PROMPT ::
Each record below should appear again exactly as written.

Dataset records

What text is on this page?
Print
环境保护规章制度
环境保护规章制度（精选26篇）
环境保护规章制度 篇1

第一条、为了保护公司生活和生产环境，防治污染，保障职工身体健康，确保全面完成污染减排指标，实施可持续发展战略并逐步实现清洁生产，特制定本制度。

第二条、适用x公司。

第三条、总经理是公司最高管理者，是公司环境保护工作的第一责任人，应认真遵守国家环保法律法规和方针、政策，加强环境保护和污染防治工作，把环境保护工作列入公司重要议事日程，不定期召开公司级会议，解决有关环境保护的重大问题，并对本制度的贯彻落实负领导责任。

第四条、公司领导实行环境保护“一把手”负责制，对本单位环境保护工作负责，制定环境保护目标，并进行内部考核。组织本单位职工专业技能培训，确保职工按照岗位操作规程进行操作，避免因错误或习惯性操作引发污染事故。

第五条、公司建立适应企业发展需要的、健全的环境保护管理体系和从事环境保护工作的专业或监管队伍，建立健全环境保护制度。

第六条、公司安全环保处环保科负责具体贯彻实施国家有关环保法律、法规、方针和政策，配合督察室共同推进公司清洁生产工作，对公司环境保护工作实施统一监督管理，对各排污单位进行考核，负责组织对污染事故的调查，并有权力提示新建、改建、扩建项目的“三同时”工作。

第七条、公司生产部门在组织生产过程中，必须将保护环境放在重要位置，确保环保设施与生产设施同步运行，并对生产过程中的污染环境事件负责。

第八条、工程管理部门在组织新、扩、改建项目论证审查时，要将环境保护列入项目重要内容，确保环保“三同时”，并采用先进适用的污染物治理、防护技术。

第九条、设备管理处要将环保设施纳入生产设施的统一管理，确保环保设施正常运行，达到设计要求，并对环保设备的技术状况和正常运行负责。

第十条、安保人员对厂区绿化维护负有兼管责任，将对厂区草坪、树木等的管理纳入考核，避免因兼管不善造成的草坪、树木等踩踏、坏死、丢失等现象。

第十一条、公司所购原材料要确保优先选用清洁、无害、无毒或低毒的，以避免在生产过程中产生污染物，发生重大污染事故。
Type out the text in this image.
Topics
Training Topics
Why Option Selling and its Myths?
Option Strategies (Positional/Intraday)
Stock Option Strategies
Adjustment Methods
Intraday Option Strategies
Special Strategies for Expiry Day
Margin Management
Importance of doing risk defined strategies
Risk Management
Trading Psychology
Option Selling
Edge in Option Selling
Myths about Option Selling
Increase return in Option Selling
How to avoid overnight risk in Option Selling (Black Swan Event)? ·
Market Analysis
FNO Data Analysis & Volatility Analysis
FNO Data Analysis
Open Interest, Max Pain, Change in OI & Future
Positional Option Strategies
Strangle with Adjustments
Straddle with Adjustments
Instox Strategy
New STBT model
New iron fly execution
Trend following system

ANSWER TO THE TASK ::
What text is on this page?
Print
环境保护规章制度
环境保护规章制度（精选26篇）
环境保护规章制度 篇1

第一条、为了保护公司生活和生产环境，防治污染，保障职工身体健康，确保全面完成污染减排指标，实施可持续发展战略并逐步实现清洁生产，特制定本制度。

第二条、适用x公司。

第三条、总经理是公司最高管理者，是公司环境保护工作的第一责任人，应认真遵守国家环保法律法规和方针、政策，加强环境保护和污染防治工作，把环境保护工作列入公司重要议事日程，不定期召开公司级会议，解决有关环境保护的重大问题，并对本制度的贯彻落实负领导责任。

第四条、公司领导实行环境保护“一把手”负责制，对本单位环境保护工作负责，制定环境保护目标，并进行内部考核。组织本单位职工专业技能培训，确保职工按照岗位操作规程进行操作，避免因错误或习惯性操作引发污染事故。

第五条、公司建立适应企业发展需要的、健全的环境保护管理体系和从事环境保护工作的专业或监管队伍，建立健全环境保护制度。

第六条、公司安全环保处环保科负责具体贯彻实施国家有关环保法律、法规、方针和政策，配合督察室共同推进公司清洁生产工作，对公司环境保护工作实施统一监督管理，对各排污单位进行考核，负责组织对污染事故的调查，并有权力提示新建、改建、扩建项目的“三同时”工作。

第七条、公司生产部门在组织生产过程中，必须将保护环境放在重要位置，确保环保设施与生产设施同步运行，并对生产过程中的污染环境事件负责。

第八条、工程管理部门在组织新、扩、改建项目论证审查时，要将环境保护列入项目重要内容，确保环保“三同时”，并采用先进适用的污染物治理、防护技术。

第九条、设备管理处要将环保设施纳入生产设施的统一管理，确保环保设施正常运行，达到设计要求，并对环保设备的技术状况和正常运行负责。

第十条、安保人员对厂区绿化维护负有兼管责任，将对厂区草坪、树木等的管理纳入考核，避免因兼管不善造成的草坪、树木等踩踏、坏死、丢失等现象。

第十一条、公司所购原材料要确保优先选用清洁、无害、无毒或低毒的，以避免在生产过程中产生污染物，发生重大污染事故。
Type out the text in this image.
Topics
Training Topics
Why Option Selling and its Myths?
Option Strategies (Positional/Intraday)
Stock Option Strategies
Adjustment Methods
Intraday Option Strategies
Special Strategies for Expiry Day
Margin Management
Importance of doing risk defined strategies
Risk Management
Trading Psychology
Option Selling
Edge in Option Selling
Myths about Option Selling
Increase return in Option Selling
How to avoid overnight risk in Option Selling (Black Swan Event)? ·
Market Analysis
FNO Data Analysis & Volatility Analysis
FNO Data Analysis
Open Interest, Max Pain, Change in OI & Future
Positional Option Strategies
Strangle with Adjustments
Straddle with Adjustments
Instox Strategy
New STBT model
New iron fly execution
Trend following system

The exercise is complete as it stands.